Using the recitals of the voting agreement, please explain in one to three sentences why the Stockholder is entering into the agreement.

Provided text:
⁂
EXHIBIT 3
IRREVOCABLE PROXY
AND
VOTING AGREEMENT
THIS IRREVOCABLE PROXY AND VOTING AGREEMENT (this "AGREEMENT"), dated as
of April 24, 2002, is entered into by and between Cadence Design Systems, Inc.,
a Delaware corporation ("PARENT"), and Zodiac Acquisition, Inc., a Delaware
corporation and wholly-owned subsidiary of Parent ("ACQUISITION"), on the one
hand, and _________________ ("STOCKHOLDER") on the other hand, and, with respect
to Section 6(k) only, Simplex Solutions, Inc., a Delaware corporation (the
"COMPANY").
RECITALS
WHEREAS, concurrently herewith, Parent, Acquisition, and the Company,
have entered into an Agreement and Plan of Merger, of even date herewith (as
such agreement may hereafter be amended from time to time in conformity with the
provisions thereof, the "MERGER AGREEMENT"), pursuant to which Acquisition will
merge with and into the Company and the Company shall be the surviving
corporation and become a wholly-owned subsidiary of Parent (the "MERGER");
WHEREAS, Stockholder is the beneficial owner (as defined below) of
____________ (_________) shares of common stock, $0.001 par value per share, of
the Company (such shares, together with all other shares of capital stock or
other voting securities of the Company with respect to which the Stockholder has
beneficial ownership as of the date of this Agreement, and any shares of capital
stock or other voting securities of the Company, beneficial ownership of which
is directly or indirectly acquired after the date hereof, including, without
limitation, shares received pursuant to any stock splits, stock dividends or
distributions, shares acquired by purchase or upon the exercise, conversion or
exchange of any option, warrant or convertible security or otherwise, and shares
or any voting securities of the Company received pursuant to any change in the
capital stock of the Company by reason of any recapitalization, merger,
reorganization, consolidation, combination, exchange of shares or the like, are
referred to herein as the "STOCKHOLDER SHARES"); and
WHEREAS, as an inducement and a condition to entering into the Merger
Agreement, Parent and Acquisition have requested that Stockholder agree, and
Stockholder has agreed, to enter into this Agreement.
⁂
Records provided:
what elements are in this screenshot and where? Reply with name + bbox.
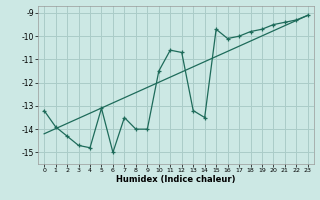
X-axis label: Humidex (Indice chaleur): Humidex (Indice chaleur)	[116, 175, 236, 184]
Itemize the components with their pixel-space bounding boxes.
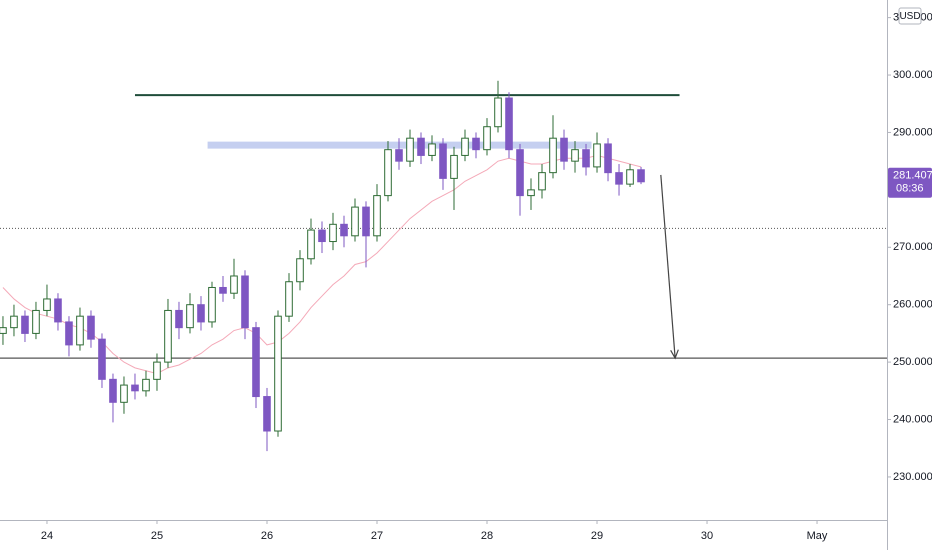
candle-body (219, 286, 227, 294)
candle-body (197, 304, 205, 323)
candle-body (142, 378, 150, 392)
candle-body (483, 126, 491, 151)
candle-body (164, 309, 172, 363)
countdown-label: 08:36 (896, 183, 924, 195)
x-tick-label: 26 (261, 530, 273, 542)
y-tick-label: 250.000 (893, 356, 932, 368)
candle-body (472, 137, 480, 151)
candle-body (516, 149, 524, 197)
candle-body (505, 97, 513, 151)
candle-body (362, 206, 370, 237)
y-tick-label: 240.000 (893, 413, 932, 425)
candle-body (285, 281, 293, 317)
candle-body (296, 258, 304, 283)
candle-body (87, 315, 95, 340)
y-tick-label: 230.000 (893, 471, 932, 483)
candle-body (21, 315, 29, 334)
candle-body (153, 361, 161, 380)
candle-body (384, 149, 392, 197)
candle-body (252, 327, 260, 398)
candle-body (131, 384, 139, 392)
candle-body (318, 229, 326, 243)
candle-body (626, 169, 634, 185)
candle-body (120, 384, 128, 403)
moving-average (2, 154, 642, 375)
y-tick-label: 290.000 (893, 126, 932, 138)
candle-body (109, 378, 117, 403)
candle-body (208, 286, 216, 323)
x-tick-label: 30 (701, 530, 713, 542)
candle-body (637, 169, 645, 183)
candle-body (32, 309, 40, 334)
candle-body (351, 206, 359, 237)
x-tick-label: 29 (591, 530, 603, 542)
candle-body (0, 327, 7, 334)
candle-body (98, 338, 106, 380)
candle-body (175, 309, 183, 329)
currency-box (898, 7, 922, 25)
candle-body (241, 275, 249, 329)
candle-body (373, 195, 381, 237)
candle-body (604, 143, 612, 174)
candle-body (395, 149, 403, 162)
candle-body (76, 315, 84, 346)
candle-body (538, 172, 546, 191)
last-price-label: 281.407 (893, 170, 932, 182)
candle-body (307, 229, 315, 260)
candle-body (439, 143, 447, 179)
candle-body (186, 304, 194, 329)
arrow-head (670, 349, 679, 360)
y-tick-label: 260.000 (893, 299, 932, 311)
x-tick-label: 28 (481, 530, 493, 542)
candle-body (494, 97, 502, 128)
candle-body (54, 298, 62, 323)
candle-body (450, 154, 458, 179)
candle-body (417, 137, 425, 156)
y-tick-label: 270.000 (893, 241, 932, 253)
y-tick-label: 300.000 (893, 69, 932, 81)
candle-body (527, 189, 535, 197)
plot-area (0, 80, 887, 452)
x-tick-label: May (807, 530, 828, 542)
candle-body (406, 137, 414, 162)
candle-body (428, 143, 436, 156)
candle-body (593, 143, 601, 168)
candle-body (582, 149, 590, 168)
candle-body (43, 298, 51, 311)
last-price-box (888, 167, 932, 198)
candle-body (329, 223, 337, 243)
candle-body (65, 321, 73, 346)
candle-body (10, 315, 18, 329)
candle-body (461, 137, 469, 156)
candle-body (560, 137, 568, 162)
currency-label: USD (899, 11, 920, 22)
candle-body (340, 223, 348, 237)
x-tick-label: 25 (151, 530, 163, 542)
x-tick-label: 27 (371, 530, 383, 542)
candle-body (549, 137, 557, 174)
arrow-shaft (660, 174, 676, 359)
candle-body (571, 149, 579, 162)
candle-body (263, 396, 271, 432)
candle-body (230, 275, 238, 294)
candle-body (615, 172, 623, 185)
x-tick-label: 24 (41, 530, 53, 542)
candle-body (274, 315, 282, 432)
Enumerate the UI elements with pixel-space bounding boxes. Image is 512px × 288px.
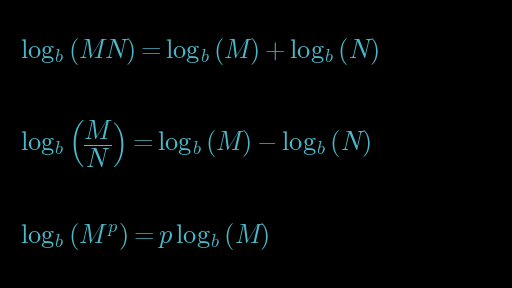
⁂
Answer to this exercise: Parent and Acquisition asked the Stockholder to enter into the agreement as an inducement and a condition for their signing the Merger Agreement. That agreement provides for Acquisition to merge into the Company, which will become a wholly-owned subsidiary of Parent. The Stockholder agreed to that request.